▶ _PROVIDED DATA_
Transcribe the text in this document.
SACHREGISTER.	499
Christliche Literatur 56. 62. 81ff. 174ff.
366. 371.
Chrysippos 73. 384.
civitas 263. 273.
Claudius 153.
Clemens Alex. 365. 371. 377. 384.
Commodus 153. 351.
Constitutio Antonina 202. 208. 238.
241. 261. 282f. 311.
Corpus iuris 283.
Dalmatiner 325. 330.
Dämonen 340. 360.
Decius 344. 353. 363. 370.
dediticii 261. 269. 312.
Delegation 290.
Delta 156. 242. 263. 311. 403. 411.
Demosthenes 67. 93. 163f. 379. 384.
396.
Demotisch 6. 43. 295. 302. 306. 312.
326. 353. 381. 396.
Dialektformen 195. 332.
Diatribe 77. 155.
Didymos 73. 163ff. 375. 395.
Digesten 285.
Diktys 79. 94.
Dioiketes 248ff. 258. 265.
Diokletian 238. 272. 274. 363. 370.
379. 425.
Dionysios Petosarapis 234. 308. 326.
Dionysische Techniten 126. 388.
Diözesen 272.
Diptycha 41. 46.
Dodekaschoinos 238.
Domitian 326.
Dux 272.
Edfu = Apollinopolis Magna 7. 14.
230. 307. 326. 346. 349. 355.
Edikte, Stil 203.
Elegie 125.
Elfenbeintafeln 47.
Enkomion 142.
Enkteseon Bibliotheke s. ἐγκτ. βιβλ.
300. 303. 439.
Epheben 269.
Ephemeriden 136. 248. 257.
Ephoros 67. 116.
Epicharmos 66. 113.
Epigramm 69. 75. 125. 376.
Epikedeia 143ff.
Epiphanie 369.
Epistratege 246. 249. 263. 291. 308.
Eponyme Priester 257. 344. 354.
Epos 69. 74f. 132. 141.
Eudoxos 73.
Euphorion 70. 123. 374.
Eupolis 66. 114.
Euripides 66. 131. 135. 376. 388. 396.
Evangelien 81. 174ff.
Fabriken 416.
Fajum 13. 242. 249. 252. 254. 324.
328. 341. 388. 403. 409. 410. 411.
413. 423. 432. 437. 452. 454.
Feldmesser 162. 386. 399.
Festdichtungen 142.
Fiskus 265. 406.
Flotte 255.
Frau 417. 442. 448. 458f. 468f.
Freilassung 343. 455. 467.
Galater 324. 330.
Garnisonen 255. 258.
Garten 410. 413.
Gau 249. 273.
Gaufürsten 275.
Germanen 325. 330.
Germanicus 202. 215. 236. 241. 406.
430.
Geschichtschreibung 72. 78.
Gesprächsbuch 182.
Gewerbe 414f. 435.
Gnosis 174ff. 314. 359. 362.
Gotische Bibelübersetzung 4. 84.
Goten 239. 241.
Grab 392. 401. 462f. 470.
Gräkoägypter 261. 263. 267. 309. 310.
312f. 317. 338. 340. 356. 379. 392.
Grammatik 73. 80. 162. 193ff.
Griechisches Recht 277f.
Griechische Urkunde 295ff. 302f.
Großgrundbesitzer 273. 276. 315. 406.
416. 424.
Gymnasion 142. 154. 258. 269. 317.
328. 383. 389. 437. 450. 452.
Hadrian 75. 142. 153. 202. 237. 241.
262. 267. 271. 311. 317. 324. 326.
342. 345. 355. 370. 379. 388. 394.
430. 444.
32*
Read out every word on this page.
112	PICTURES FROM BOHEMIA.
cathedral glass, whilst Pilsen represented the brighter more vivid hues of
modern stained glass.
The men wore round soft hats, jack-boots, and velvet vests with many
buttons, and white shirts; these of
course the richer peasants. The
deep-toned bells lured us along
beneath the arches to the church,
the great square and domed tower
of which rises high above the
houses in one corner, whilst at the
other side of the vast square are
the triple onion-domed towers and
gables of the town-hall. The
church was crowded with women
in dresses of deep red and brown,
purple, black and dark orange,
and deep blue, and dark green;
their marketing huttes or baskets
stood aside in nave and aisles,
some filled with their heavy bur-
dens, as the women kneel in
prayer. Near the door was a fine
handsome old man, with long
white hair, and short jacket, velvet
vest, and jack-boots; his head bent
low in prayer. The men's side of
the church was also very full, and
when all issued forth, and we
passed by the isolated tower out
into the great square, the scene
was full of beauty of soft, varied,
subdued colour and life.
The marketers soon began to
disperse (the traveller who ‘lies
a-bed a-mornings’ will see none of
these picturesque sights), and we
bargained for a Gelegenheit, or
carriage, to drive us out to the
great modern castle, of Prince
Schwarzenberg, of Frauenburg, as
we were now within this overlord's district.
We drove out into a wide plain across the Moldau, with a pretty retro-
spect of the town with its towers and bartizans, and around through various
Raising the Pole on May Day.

...

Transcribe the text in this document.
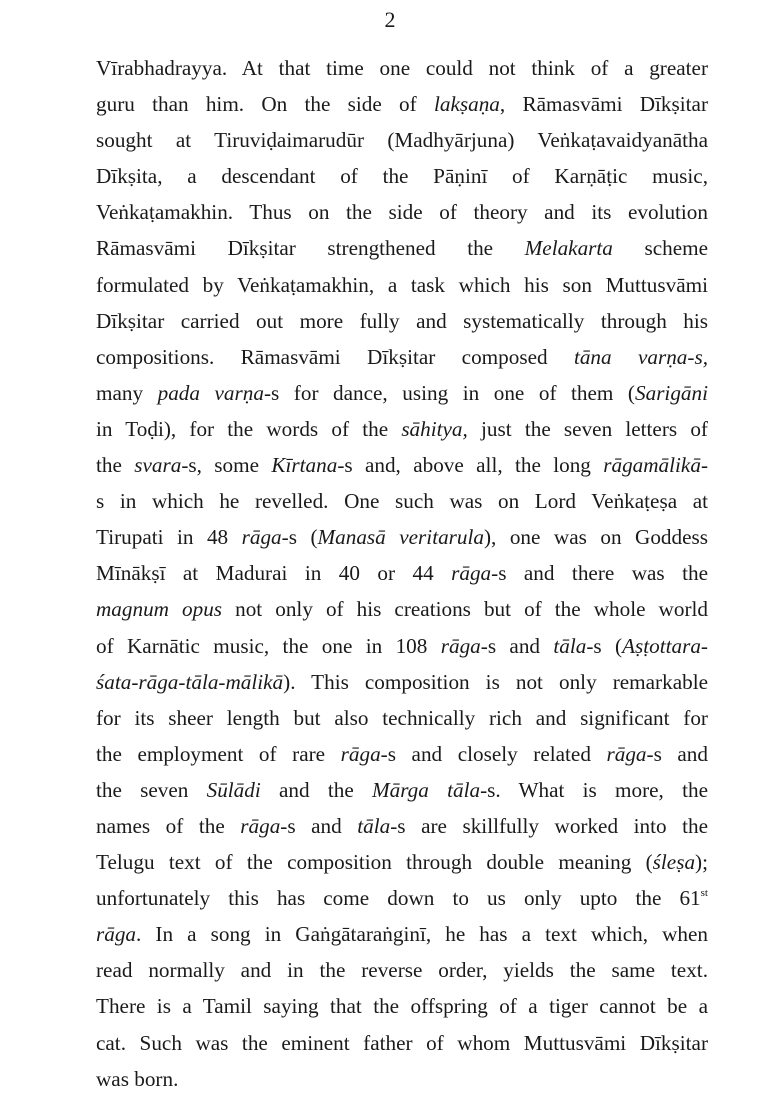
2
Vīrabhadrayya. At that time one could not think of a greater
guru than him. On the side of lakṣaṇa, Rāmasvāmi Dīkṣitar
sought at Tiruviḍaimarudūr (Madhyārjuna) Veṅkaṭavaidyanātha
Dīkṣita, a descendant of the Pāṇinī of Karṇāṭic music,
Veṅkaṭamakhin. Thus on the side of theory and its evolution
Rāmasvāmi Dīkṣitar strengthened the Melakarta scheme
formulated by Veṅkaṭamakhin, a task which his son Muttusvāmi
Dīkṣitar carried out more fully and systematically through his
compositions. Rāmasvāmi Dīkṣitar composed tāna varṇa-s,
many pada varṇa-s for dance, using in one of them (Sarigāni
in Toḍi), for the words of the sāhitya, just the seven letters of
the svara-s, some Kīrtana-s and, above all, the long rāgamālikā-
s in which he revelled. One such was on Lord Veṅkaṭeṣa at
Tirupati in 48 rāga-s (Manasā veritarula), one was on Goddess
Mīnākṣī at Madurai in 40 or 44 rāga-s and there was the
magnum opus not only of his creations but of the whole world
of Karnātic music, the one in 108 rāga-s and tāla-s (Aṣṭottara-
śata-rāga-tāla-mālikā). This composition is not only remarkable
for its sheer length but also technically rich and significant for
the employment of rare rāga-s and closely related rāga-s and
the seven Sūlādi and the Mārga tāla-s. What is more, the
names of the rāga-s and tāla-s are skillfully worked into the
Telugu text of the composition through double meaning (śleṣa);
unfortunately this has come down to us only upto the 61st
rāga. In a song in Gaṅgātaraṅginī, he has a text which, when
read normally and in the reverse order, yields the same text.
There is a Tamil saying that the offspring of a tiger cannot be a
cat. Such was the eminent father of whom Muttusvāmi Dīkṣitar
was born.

▶ _WHAT NEEDS TO BE DONE_
Which lines contain "Muttusvāmi"? Copy each of them out.

▶ _RESULT OF THE EXERCISE_
formulated by Veṅkaṭamakhin, a task which his son Muttusvāmi
cat. Such was the eminent father of whom Muttusvāmi Dīkṣitar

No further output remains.